▸ Aim of the exercise
Select lines where the word "bolig" appears.

+++

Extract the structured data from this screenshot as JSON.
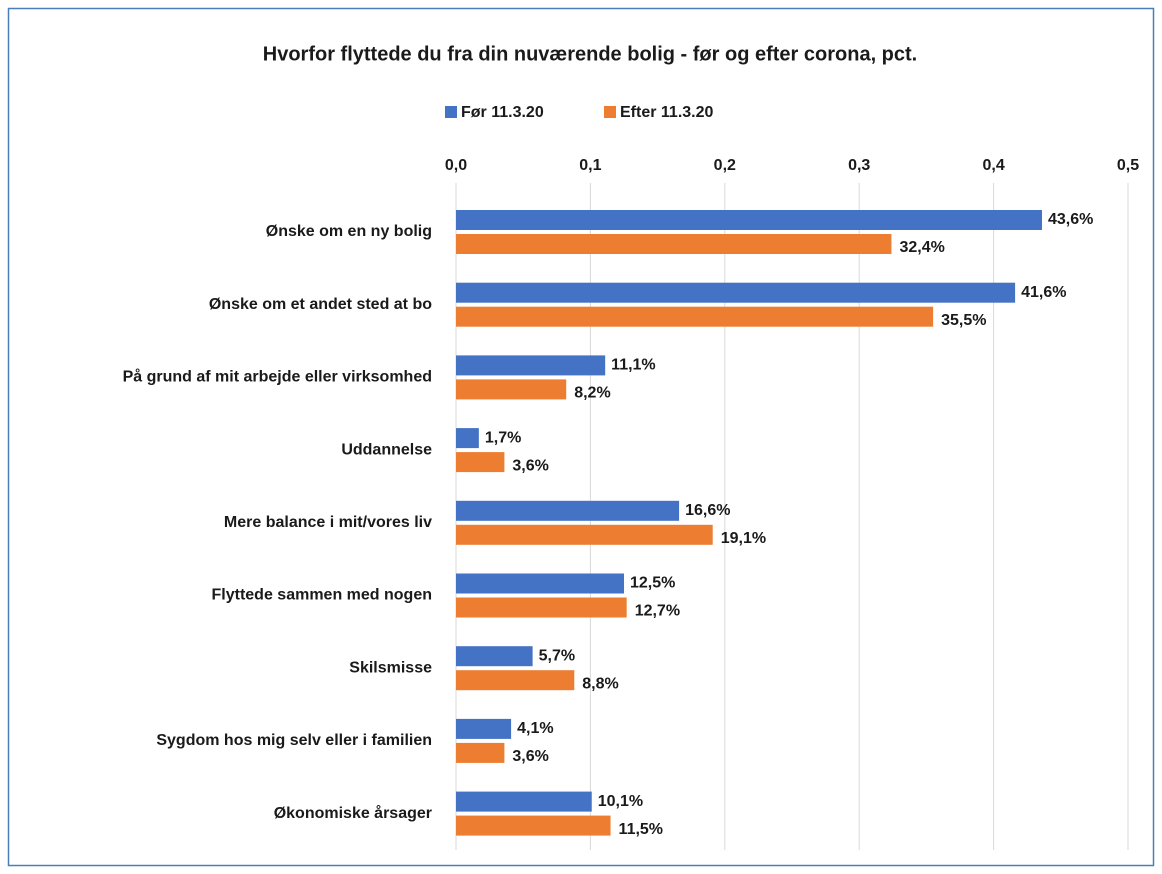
{
  "chart_data": {
    "type": "bar",
    "orientation": "horizontal",
    "title": "Hvorfor flyttede du fra din nuværende bolig - før og efter corona, pct.",
    "categories": [
      "Ønske om en ny bolig",
      "Ønske om et andet sted at bo",
      "På grund af mit arbejde eller virksomhed",
      "Uddannelse",
      "Mere balance i mit/vores liv",
      "Flyttede sammen med nogen",
      "Skilsmisse",
      "Sygdom hos mig selv eller i familien",
      "Økonomiske årsager"
    ],
    "series": [
      {
        "name": "Før 11.3.20",
        "color": "#4472c4",
        "values": [
          0.436,
          0.416,
          0.111,
          0.017,
          0.166,
          0.125,
          0.057,
          0.041,
          0.101
        ],
        "value_labels": [
          "43,6%",
          "41,6%",
          "11,1%",
          "1,7%",
          "16,6%",
          "12,5%",
          "5,7%",
          "4,1%",
          "10,1%"
        ]
      },
      {
        "name": "Efter 11.3.20",
        "color": "#ed7d31",
        "values": [
          0.324,
          0.355,
          0.082,
          0.036,
          0.191,
          0.127,
          0.088,
          0.036,
          0.115
        ],
        "value_labels": [
          "32,4%",
          "35,5%",
          "8,2%",
          "3,6%",
          "19,1%",
          "12,7%",
          "8,8%",
          "3,6%",
          "11,5%"
        ]
      }
    ],
    "xlim": [
      0,
      0.5
    ],
    "xticks": [
      {
        "value": 0,
        "label": "0,0"
      },
      {
        "value": 0.1,
        "label": "0,1"
      },
      {
        "value": 0.2,
        "label": "0,2"
      },
      {
        "value": 0.3,
        "label": "0,3"
      },
      {
        "value": 0.4,
        "label": "0,4"
      },
      {
        "value": 0.5,
        "label": "0,5"
      }
    ],
    "grid": true,
    "legend": "top"
  }
}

+++

▸ Exercise output
    "title": "Hvorfor flyttede du fra din nuværende bolig - før og efter corona, pct.",
      "Ønske om en ny bolig",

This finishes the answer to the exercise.